## SHORT TASK:
Reproduce the material verbatim, from its first line down to and including the line that contains "286, 210, 298]".

## RECORD EXCERPTS:
++++++++++++++++++++
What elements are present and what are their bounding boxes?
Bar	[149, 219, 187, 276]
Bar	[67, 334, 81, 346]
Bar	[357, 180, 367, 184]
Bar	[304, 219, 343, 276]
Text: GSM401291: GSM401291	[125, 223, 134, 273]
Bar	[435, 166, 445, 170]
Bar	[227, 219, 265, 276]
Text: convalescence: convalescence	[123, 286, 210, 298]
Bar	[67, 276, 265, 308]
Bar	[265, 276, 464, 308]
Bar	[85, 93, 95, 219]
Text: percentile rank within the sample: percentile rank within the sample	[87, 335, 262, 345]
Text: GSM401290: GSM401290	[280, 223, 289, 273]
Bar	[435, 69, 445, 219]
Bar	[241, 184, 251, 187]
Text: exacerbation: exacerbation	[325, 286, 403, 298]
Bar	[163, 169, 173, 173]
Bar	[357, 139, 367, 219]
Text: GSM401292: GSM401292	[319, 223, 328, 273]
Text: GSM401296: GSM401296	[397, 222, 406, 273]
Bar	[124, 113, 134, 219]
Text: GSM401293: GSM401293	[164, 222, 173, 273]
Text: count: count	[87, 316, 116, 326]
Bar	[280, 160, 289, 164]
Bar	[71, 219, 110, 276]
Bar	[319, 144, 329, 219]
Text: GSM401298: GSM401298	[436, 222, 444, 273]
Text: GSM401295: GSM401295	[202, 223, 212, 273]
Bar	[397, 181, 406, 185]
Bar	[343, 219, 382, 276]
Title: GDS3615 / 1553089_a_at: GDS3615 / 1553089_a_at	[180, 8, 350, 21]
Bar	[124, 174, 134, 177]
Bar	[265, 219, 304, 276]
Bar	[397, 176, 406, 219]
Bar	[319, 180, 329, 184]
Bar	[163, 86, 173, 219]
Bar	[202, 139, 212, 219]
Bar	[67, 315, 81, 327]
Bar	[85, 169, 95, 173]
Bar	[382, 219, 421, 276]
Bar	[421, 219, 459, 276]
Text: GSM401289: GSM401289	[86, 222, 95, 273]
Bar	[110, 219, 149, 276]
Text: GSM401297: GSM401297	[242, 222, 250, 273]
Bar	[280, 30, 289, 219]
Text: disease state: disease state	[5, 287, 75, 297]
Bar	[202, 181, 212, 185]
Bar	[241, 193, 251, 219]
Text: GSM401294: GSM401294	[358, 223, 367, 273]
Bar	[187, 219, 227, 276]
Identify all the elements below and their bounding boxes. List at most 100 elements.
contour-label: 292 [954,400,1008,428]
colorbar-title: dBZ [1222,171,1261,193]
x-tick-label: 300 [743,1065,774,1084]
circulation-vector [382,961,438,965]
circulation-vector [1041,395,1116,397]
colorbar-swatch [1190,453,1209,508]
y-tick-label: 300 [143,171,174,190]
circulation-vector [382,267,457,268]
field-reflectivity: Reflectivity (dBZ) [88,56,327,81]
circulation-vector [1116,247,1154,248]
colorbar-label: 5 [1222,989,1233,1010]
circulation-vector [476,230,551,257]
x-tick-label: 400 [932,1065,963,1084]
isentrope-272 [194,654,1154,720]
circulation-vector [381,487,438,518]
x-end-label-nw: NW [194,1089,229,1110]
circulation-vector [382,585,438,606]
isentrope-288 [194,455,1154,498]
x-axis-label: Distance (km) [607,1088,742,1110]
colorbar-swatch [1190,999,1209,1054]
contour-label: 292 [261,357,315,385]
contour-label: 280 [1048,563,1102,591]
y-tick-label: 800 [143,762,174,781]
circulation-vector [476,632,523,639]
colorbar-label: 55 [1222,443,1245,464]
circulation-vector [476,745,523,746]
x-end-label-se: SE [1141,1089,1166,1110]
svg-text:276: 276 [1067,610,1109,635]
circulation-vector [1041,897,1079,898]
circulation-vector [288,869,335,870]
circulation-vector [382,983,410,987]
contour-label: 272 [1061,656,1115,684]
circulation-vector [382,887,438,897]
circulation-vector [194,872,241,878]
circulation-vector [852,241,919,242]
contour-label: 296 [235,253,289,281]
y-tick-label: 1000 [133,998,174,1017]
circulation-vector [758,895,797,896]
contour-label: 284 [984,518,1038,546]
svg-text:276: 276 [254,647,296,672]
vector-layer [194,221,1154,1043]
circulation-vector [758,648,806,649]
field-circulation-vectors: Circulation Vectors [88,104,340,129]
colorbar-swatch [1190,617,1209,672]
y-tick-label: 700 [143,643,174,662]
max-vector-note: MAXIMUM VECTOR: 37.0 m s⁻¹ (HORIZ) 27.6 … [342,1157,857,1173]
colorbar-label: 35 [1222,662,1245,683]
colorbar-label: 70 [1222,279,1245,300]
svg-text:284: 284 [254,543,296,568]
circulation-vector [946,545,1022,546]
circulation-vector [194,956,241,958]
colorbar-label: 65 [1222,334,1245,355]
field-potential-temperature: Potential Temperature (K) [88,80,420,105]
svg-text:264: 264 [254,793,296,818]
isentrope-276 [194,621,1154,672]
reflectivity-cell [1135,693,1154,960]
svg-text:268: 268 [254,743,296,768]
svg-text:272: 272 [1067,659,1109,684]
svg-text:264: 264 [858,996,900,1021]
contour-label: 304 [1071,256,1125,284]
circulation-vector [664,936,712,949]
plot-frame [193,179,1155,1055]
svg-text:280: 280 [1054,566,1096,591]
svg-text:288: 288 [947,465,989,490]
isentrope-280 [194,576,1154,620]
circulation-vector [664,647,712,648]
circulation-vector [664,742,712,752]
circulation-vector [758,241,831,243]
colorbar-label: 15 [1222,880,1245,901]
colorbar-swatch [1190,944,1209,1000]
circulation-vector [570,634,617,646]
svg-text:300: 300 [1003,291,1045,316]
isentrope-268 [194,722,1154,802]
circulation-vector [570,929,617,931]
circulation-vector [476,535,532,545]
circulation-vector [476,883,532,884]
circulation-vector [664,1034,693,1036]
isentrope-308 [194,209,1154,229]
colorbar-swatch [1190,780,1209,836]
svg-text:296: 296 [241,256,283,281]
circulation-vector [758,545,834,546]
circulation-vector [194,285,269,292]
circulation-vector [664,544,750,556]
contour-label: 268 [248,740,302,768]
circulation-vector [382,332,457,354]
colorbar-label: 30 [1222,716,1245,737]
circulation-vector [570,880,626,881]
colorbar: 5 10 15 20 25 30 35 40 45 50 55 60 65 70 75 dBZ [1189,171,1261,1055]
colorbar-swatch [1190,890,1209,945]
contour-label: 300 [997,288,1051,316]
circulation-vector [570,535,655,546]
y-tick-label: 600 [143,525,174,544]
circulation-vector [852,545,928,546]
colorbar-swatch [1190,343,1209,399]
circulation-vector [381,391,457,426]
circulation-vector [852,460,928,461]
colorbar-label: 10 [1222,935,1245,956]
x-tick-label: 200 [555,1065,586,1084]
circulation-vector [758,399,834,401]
++++++++++++++++++++
## RESPONSE FOR THIS EXERCISE:
What elements are present and what are their bounding boxes?
Bar	[149, 219, 187, 276]
Bar	[67, 334, 81, 346]
Bar	[357, 180, 367, 184]
Bar	[304, 219, 343, 276]
Text: GSM401291: GSM401291	[125, 223, 134, 273]
Bar	[435, 166, 445, 170]
Bar	[227, 219, 265, 276]
Text: convalescence: convalescence	[123, 286, 210, 298]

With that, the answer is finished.